• **Exercise objective**: Write the records out again, precisely as they stand.

+ + + + +

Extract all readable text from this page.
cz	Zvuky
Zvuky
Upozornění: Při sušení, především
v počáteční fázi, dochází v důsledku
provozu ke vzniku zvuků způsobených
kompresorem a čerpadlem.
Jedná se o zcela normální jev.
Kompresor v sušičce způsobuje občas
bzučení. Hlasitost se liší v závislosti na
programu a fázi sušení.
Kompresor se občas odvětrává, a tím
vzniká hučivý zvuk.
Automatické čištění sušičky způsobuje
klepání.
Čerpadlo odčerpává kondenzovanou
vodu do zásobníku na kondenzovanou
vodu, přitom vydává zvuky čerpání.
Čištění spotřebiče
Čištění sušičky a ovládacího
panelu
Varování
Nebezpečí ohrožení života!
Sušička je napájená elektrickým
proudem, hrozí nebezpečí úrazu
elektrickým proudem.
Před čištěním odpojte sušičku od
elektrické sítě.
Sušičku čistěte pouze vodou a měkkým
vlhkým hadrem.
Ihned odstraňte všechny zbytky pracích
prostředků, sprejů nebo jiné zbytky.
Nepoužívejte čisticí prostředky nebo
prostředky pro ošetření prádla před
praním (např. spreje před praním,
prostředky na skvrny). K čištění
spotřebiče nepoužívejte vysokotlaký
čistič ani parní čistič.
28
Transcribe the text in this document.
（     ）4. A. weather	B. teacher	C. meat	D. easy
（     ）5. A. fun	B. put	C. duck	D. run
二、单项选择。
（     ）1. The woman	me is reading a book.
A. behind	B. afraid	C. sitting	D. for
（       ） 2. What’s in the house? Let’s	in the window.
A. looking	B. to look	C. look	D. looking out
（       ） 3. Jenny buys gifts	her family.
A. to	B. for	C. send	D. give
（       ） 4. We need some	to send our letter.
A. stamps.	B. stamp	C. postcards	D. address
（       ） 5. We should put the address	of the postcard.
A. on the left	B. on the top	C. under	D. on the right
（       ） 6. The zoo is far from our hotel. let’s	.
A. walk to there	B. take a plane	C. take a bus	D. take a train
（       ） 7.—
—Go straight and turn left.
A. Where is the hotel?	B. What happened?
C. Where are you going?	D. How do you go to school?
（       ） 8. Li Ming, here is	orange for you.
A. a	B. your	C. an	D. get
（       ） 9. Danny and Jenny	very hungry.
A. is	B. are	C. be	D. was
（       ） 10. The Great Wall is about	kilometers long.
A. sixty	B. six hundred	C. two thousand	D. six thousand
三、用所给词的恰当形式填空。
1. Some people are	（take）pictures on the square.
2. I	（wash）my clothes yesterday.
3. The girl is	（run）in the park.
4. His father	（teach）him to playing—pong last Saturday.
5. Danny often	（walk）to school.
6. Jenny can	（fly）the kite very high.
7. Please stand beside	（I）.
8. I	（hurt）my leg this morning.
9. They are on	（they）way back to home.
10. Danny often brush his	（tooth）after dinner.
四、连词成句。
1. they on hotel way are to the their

+ + + + +

• **Answer below**:
Extract all readable text from this page.
cz	Zvuky
Zvuky
Upozornění: Při sušení, především
v počáteční fázi, dochází v důsledku
provozu ke vzniku zvuků způsobených
kompresorem a čerpadlem.
Jedná se o zcela normální jev.
Kompresor v sušičce způsobuje občas
bzučení. Hlasitost se liší v závislosti na
programu a fázi sušení.
Kompresor se občas odvětrává, a tím
vzniká hučivý zvuk.
Automatické čištění sušičky způsobuje
klepání.
Čerpadlo odčerpává kondenzovanou
vodu do zásobníku na kondenzovanou
vodu, přitom vydává zvuky čerpání.
Čištění spotřebiče
Čištění sušičky a ovládacího
panelu
Varování
Nebezpečí ohrožení života!
Sušička je napájená elektrickým
proudem, hrozí nebezpečí úrazu
elektrickým proudem.
Před čištěním odpojte sušičku od
elektrické sítě.
Sušičku čistěte pouze vodou a měkkým
vlhkým hadrem.
Ihned odstraňte všechny zbytky pracích
prostředků, sprejů nebo jiné zbytky.
Nepoužívejte čisticí prostředky nebo
prostředky pro ošetření prádla před
praním (např. spreje před praním,
prostředky na skvrny). K čištění
spotřebiče nepoužívejte vysokotlaký
čistič ani parní čistič.
28
Transcribe the text in this document.
（     ）4. A. weather	B. teacher	C. meat	D. easy
（     ）5. A. fun	B. put	C. duck	D. run
二、单项选择。
（     ）1. The woman	me is reading a book.
A. behind	B. afraid	C. sitting	D. for
（       ） 2. What’s in the house? Let’s	in the window.
A. looking	B. to look	C. look	D. looking out
（       ） 3. Jenny buys gifts	her family.
A. to	B. for	C. send	D. give
（       ） 4. We need some	to send our letter.
A. stamps.	B. stamp	C. postcards	D. address
（       ） 5. We should put the address	of the postcard.
A. on the left	B. on the top	C. under	D. on the right
（       ） 6. The zoo is far from our hotel. let’s	.
A. walk to there	B. take a plane	C. take a bus	D. take a train
（       ） 7.—
—Go straight and turn left.
A. Where is the hotel?	B. What happened?
C. Where are you going?	D. How do you go to school?
（       ） 8. Li Ming, here is	orange for you.
A. a	B. your	C. an	D. get
（       ） 9. Danny and Jenny	very hungry.
A. is	B. are	C. be	D. was
（       ） 10. The Great Wall is about	kilometers long.
A. sixty	B. six hundred	C. two thousand	D. six thousand
三、用所给词的恰当形式填空。
1. Some people are	（take）pictures on the square.
2. I	（wash）my clothes yesterday.
3. The girl is	（run）in the park.
4. His father	（teach）him to playing—pong last Saturday.
5. Danny often	（walk）to school.
6. Jenny can	（fly）the kite very high.
7. Please stand beside	（I）.
8. I	（hurt）my leg this morning.
9. They are on	（they）way back to home.
10. Danny often brush his	（tooth）after dinner.
四、连词成句。
1. they on hotel way are to the their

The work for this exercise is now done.